(Figure data in JSON)
┄┄┄┄┄┄┄┄┄┄
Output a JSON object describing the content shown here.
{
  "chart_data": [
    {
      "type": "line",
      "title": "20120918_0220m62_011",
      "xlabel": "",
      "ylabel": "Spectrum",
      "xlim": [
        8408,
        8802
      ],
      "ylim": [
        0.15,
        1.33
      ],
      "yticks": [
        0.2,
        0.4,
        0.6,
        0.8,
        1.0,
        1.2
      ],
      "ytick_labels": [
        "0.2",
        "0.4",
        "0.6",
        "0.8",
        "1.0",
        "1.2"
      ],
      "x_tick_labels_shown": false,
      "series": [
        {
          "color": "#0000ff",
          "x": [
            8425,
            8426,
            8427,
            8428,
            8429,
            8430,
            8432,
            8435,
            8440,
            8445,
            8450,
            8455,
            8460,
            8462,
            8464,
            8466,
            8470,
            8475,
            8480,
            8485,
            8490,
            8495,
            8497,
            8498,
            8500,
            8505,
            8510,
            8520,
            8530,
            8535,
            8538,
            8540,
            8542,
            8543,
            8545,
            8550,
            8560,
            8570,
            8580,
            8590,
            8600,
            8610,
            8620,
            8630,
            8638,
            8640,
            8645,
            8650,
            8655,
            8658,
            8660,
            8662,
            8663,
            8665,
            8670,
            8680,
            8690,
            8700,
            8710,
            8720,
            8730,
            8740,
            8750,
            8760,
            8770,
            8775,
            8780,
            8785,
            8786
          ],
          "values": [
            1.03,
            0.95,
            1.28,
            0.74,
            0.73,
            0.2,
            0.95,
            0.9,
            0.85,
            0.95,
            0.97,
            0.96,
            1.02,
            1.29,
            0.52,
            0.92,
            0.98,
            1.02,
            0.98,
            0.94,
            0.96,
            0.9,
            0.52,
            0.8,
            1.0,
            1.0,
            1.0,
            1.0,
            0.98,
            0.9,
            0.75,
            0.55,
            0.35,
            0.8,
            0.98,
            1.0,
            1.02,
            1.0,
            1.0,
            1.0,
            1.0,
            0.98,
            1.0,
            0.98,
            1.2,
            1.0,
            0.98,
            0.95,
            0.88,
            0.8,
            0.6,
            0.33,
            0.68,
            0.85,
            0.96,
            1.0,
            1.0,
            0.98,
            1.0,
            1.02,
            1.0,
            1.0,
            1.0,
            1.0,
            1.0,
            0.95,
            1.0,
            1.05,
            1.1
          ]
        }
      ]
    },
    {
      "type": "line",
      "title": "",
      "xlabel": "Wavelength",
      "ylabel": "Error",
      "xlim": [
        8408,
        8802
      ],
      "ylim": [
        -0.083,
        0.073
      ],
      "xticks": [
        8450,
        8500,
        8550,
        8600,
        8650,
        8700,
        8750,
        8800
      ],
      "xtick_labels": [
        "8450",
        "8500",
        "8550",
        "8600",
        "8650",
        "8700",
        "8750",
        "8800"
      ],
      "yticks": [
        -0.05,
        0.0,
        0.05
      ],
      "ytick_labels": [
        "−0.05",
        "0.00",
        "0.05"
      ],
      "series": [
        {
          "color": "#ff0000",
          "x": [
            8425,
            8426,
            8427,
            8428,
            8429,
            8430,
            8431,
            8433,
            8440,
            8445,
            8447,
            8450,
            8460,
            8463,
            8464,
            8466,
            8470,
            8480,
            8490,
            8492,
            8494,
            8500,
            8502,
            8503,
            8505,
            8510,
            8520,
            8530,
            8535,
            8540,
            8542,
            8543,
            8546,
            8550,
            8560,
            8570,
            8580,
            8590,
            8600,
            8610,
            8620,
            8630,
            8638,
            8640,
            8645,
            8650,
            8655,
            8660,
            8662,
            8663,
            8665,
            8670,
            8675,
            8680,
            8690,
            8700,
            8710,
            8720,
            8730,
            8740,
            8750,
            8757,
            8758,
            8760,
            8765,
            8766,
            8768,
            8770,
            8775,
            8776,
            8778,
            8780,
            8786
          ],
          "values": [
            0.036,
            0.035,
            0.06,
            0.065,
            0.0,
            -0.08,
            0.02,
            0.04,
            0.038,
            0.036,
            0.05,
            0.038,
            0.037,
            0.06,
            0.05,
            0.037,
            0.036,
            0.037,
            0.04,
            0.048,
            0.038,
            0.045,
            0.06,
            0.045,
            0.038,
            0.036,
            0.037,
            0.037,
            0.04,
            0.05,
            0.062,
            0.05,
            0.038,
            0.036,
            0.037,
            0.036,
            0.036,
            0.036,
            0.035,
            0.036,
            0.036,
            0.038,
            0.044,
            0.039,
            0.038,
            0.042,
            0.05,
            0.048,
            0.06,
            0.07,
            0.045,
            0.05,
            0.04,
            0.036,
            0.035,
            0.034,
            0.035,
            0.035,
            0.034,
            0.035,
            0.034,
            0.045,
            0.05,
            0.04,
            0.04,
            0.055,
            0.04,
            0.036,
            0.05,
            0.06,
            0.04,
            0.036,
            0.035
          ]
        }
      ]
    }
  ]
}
┄┄┄┄┄┄┄┄┄┄
## WHAT YOU SHOULD DO
Return all of the above records exactly, leaving no line out.

## FULL ANSWER
Output a JSON object describing the content shown here.
{
  "chart_data": [
    {
      "type": "line",
      "title": "20120918_0220m62_011",
      "xlabel": "",
      "ylabel": "Spectrum",
      "xlim": [
        8408,
        8802
      ],
      "ylim": [
        0.15,
        1.33
      ],
      "yticks": [
        0.2,
        0.4,
        0.6,
        0.8,
        1.0,
        1.2
      ],
      "ytick_labels": [
        "0.2",
        "0.4",
        "0.6",
        "0.8",
        "1.0",
        "1.2"
      ],
      "x_tick_labels_shown": false,
      "series": [
        {
          "color": "#0000ff",
          "x": [
            8425,
            8426,
            8427,
            8428,
            8429,
            8430,
            8432,
            8435,
            8440,
            8445,
            8450,
            8455,
            8460,
            8462,
            8464,
            8466,
            8470,
            8475,
            8480,
            8485,
            8490,
            8495,
            8497,
            8498,
            8500,
            8505,
            8510,
            8520,
            8530,
            8535,
            8538,
            8540,
            8542,
            8543,
            8545,
            8550,
            8560,
            8570,
            8580,
            8590,
            8600,
            8610,
            8620,
            8630,
            8638,
            8640,
            8645,
            8650,
            8655,
            8658,
            8660,
            8662,
            8663,
            8665,
            8670,
            8680,
            8690,
            8700,
            8710,
            8720,
            8730,
            8740,
            8750,
            8760,
            8770,
            8775,
            8780,
            8785,
            8786
          ],
          "values": [
            1.03,
            0.95,
            1.28,
            0.74,
            0.73,
            0.2,
            0.95,
            0.9,
            0.85,
            0.95,
            0.97,
            0.96,
            1.02,
            1.29,
            0.52,
            0.92,
            0.98,
            1.02,
            0.98,
            0.94,
            0.96,
            0.9,
            0.52,
            0.8,
            1.0,
            1.0,
            1.0,
            1.0,
            0.98,
            0.9,
            0.75,
            0.55,
            0.35,
            0.8,
            0.98,
            1.0,
            1.02,
            1.0,
            1.0,
            1.0,
            1.0,
            0.98,
            1.0,
            0.98,
            1.2,
            1.0,
            0.98,
            0.95,
            0.88,
            0.8,
            0.6,
            0.33,
            0.68,
            0.85,
            0.96,
            1.0,
            1.0,
            0.98,
            1.0,
            1.02,
            1.0,
            1.0,
            1.0,
            1.0,
            1.0,
            0.95,
            1.0,
            1.05,
            1.1
          ]
        }
      ]
    },
    {
      "type": "line",
      "title": "",
      "xlabel": "Wavelength",
      "ylabel": "Error",
      "xlim": [
        8408,
        8802
      ],
      "ylim": [
        -0.083,
        0.073
      ],
      "xticks": [
        8450,
        8500,
        8550,
        8600,
        8650,
        8700,
        8750,
        8800
      ],
      "xtick_labels": [
        "8450",
        "8500",
        "8550",
        "8600",
        "8650",
        "8700",
        "8750",
        "8800"
      ],
      "yticks": [
        -0.05,
        0.0,
        0.05
      ],
      "ytick_labels": [
        "−0.05",
        "0.00",
        "0.05"
      ],
      "series": [
        {
          "color": "#ff0000",
          "x": [
            8425,
            8426,
            8427,
            8428,
            8429,
            8430,
            8431,
            8433,
            8440,
            8445,
            8447,
            8450,
            8460,
            8463,
            8464,
            8466,
            8470,
            8480,
            8490,
            8492,
            8494,
            8500,
            8502,
            8503,
            8505,
            8510,
            8520,
            8530,
            8535,
            8540,
            8542,
            8543,
            8546,
            8550,
            8560,
            8570,
            8580,
            8590,
            8600,
            8610,
            8620,
            8630,
            8638,
            8640,
            8645,
            8650,
            8655,
            8660,
            8662,
            8663,
            8665,
            8670,
            8675,
            8680,
            8690,
            8700,
            8710,
            8720,
            8730,
            8740,
            8750,
            8757,
            8758,
            8760,
            8765,
            8766,
            8768,
            8770,
            8775,
            8776,
            8778,
            8780,
            8786
          ],
          "values": [
            0.036,
            0.035,
            0.06,
            0.065,
            0.0,
            -0.08,
            0.02,
            0.04,
            0.038,
            0.036,
            0.05,
            0.038,
            0.037,
            0.06,
            0.05,
            0.037,
            0.036,
            0.037,
            0.04,
            0.048,
            0.038,
            0.045,
            0.06,
            0.045,
            0.038,
            0.036,
            0.037,
            0.037,
            0.04,
            0.05,
            0.062,
            0.05,
            0.038,
            0.036,
            0.037,
            0.036,
            0.036,
            0.036,
            0.035,
            0.036,
            0.036,
            0.038,
            0.044,
            0.039,
            0.038,
            0.042,
            0.05,
            0.048,
            0.06,
            0.07,
            0.045,
            0.05,
            0.04,
            0.036,
            0.035,
            0.034,
            0.035,
            0.035,
            0.034,
            0.035,
            0.034,
            0.045,
            0.05,
            0.04,
            0.04,
            0.055,
            0.04,
            0.036,
            0.05,
            0.06,
            0.04,
            0.036,
            0.035
          ]
        }
      ]
    }
  ]
}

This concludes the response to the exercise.